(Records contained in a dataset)
━━━━━━━━━━━━━━━━━━━━━━━━━━━━━━

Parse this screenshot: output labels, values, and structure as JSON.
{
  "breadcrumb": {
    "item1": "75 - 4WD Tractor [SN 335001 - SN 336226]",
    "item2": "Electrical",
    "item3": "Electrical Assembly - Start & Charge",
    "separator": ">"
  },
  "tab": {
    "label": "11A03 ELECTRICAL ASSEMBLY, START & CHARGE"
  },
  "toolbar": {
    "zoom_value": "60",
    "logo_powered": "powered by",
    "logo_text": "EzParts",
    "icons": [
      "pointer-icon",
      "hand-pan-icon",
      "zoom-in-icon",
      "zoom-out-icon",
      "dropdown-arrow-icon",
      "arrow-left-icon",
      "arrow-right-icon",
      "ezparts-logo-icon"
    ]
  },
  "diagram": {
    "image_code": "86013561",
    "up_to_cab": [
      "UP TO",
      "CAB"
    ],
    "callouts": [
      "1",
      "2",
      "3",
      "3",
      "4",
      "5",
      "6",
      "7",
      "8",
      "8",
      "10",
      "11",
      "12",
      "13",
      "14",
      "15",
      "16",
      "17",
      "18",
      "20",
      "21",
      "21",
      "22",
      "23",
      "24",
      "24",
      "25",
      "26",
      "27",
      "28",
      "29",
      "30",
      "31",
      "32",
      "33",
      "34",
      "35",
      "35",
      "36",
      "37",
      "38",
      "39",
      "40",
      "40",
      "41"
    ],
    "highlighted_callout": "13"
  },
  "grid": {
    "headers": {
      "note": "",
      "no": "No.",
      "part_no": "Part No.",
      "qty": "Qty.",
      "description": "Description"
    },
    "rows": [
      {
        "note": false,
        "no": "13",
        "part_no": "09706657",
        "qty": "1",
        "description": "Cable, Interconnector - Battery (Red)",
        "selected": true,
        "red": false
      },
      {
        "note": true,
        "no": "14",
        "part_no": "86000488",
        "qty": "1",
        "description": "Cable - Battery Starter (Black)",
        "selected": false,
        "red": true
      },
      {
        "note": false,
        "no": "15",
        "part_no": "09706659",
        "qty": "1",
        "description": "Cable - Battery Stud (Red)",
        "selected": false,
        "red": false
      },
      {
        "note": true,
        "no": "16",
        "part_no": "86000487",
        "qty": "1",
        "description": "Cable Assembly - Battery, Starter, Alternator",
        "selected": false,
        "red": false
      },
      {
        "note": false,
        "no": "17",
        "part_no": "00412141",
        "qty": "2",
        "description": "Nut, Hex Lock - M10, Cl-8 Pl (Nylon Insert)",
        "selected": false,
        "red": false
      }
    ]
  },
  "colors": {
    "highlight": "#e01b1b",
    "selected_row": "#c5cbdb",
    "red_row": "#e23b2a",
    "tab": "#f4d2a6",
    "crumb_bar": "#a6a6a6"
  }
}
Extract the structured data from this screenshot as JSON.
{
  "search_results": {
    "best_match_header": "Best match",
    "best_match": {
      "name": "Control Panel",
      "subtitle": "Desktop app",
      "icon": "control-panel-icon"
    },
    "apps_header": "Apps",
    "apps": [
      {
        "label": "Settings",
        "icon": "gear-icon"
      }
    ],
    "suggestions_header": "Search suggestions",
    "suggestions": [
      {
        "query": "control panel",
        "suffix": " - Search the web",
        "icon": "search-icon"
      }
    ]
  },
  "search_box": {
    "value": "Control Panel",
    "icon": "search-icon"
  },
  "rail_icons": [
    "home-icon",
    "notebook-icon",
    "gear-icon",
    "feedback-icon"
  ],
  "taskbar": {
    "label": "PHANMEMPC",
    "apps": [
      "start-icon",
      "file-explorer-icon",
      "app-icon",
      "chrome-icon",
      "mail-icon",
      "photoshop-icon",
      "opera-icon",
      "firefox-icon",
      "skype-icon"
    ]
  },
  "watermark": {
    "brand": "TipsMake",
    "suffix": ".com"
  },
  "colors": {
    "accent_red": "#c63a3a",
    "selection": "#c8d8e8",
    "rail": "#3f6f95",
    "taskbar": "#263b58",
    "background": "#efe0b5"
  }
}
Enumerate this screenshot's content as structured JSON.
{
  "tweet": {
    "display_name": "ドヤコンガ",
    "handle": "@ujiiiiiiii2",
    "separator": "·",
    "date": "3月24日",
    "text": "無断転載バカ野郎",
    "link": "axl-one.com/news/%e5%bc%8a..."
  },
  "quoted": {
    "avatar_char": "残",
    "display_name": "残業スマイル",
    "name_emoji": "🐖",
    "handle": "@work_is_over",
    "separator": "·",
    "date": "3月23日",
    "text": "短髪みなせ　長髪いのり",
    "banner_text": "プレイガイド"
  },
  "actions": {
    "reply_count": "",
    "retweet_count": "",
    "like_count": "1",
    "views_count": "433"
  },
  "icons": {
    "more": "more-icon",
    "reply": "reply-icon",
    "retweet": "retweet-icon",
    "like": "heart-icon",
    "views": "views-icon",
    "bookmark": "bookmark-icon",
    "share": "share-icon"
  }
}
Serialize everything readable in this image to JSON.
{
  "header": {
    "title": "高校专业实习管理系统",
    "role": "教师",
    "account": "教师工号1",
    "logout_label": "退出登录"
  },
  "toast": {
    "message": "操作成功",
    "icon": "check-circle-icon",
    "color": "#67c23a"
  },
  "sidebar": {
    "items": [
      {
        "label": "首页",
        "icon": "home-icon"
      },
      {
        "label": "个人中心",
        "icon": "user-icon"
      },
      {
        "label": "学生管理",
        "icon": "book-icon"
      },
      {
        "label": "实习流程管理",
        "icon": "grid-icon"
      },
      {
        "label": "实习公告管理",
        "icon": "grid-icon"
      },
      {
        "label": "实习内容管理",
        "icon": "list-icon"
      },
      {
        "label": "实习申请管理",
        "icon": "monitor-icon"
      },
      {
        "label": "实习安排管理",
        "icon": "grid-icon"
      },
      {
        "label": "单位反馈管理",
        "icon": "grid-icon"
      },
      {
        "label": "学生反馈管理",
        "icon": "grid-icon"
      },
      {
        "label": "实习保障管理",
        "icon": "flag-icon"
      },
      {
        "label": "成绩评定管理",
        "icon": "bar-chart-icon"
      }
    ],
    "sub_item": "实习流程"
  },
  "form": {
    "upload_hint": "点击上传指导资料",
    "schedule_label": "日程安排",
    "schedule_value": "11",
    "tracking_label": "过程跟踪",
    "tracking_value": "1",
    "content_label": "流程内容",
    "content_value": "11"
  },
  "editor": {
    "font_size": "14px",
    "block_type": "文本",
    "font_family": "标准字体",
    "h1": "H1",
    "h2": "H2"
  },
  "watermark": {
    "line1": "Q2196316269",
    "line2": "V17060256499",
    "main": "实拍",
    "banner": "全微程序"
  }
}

━━━━━━━━━━━━━━━━━━━━━━━━━━━━━━

- [What needs to be done]
Which lines in the data above contain "this"? Show each one.

- [Result of the task]
Parse this screenshot: output labels, values, and structure as JSON.
Extract the structured data from this screenshot as JSON.
Enumerate this screenshot's content as structured JSON.
Serialize everything readable in this image to JSON.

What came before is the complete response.